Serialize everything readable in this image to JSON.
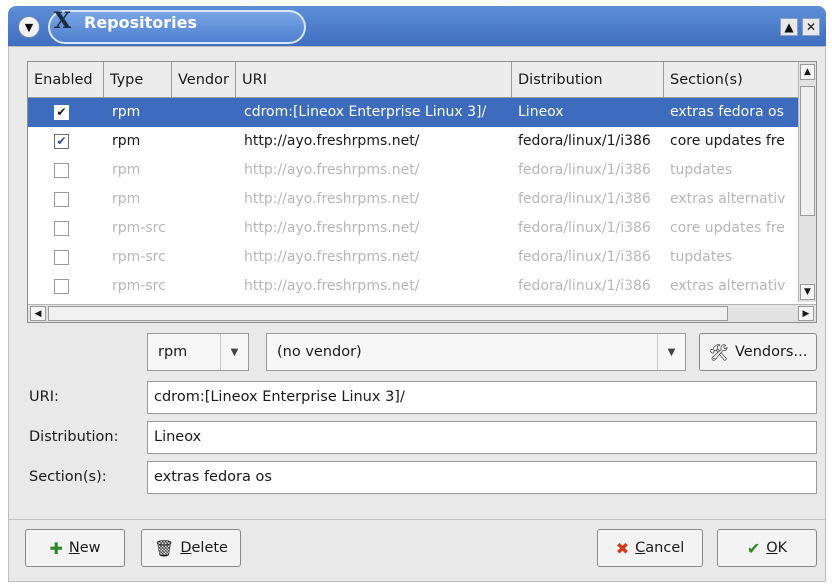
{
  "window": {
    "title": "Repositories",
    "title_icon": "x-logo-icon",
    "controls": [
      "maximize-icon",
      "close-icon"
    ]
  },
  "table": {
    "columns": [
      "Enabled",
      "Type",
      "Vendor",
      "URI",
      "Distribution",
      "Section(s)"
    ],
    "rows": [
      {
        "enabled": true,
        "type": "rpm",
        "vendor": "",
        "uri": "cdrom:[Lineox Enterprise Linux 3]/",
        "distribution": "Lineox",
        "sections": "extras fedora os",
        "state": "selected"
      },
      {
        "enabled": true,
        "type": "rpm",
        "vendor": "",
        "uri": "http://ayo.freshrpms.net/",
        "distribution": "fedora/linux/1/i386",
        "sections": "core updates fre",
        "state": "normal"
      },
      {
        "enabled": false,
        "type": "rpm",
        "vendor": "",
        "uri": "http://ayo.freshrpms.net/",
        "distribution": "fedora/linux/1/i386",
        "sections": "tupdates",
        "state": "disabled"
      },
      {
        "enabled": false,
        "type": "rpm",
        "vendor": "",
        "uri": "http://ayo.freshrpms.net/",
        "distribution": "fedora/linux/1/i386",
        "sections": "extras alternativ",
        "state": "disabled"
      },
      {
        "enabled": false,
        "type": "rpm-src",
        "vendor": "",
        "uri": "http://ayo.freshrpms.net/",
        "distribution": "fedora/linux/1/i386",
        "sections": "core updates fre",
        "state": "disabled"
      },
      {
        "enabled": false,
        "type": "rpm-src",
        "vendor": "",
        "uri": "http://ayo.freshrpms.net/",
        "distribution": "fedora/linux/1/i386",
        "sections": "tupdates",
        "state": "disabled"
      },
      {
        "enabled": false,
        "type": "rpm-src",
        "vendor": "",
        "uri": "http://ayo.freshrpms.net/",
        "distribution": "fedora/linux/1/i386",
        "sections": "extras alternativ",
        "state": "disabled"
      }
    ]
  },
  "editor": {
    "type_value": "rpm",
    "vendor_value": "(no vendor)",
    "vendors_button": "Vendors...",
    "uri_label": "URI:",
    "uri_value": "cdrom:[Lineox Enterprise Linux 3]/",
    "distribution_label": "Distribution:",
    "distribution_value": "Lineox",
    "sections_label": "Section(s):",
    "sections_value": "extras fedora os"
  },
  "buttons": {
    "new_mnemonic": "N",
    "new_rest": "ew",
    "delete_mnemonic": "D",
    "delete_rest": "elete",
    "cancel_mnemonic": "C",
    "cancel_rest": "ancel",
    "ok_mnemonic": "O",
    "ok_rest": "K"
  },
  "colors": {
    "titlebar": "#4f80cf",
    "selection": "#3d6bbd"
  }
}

▬▬▬▬▬▬▬▬▬▬

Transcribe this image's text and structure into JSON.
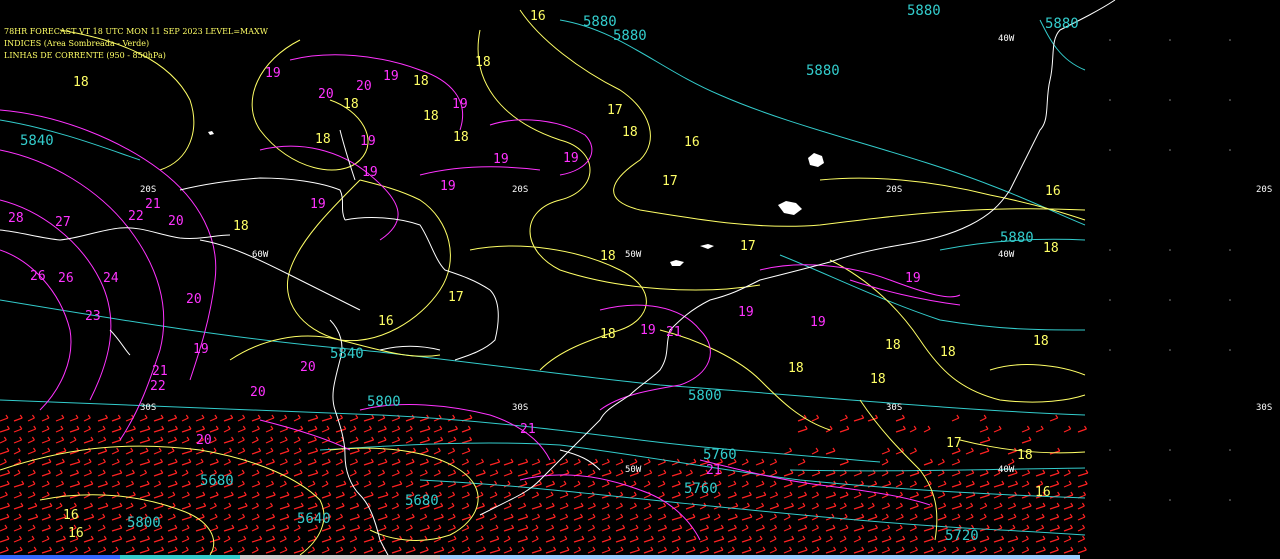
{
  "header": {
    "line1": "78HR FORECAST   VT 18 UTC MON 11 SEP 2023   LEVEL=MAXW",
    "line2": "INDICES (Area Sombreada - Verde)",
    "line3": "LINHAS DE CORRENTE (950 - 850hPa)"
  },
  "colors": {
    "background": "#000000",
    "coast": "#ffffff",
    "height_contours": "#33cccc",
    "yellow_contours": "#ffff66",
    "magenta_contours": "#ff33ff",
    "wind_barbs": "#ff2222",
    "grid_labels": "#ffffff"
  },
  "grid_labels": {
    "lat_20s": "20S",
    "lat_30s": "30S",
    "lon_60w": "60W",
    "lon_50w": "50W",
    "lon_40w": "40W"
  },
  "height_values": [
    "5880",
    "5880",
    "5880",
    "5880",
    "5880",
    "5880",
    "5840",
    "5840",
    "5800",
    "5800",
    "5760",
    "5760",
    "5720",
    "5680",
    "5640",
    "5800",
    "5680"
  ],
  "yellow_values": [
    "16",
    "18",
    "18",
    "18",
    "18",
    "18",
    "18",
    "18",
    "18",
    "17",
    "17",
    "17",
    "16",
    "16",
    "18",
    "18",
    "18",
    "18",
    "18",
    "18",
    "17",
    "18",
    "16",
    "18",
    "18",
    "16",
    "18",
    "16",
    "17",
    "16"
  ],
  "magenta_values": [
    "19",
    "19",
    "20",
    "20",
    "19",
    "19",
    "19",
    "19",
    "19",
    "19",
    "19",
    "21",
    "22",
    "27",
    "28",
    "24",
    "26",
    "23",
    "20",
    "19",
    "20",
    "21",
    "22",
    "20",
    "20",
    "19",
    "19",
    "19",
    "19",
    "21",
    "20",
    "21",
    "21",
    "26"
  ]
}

▬▬▬▬▬▬▬▬▬▬

Copy out every line of the listing that includes the string "this".

Serialize everything readable in this image to JSON.
Transcribe this image's text and structure into JSON.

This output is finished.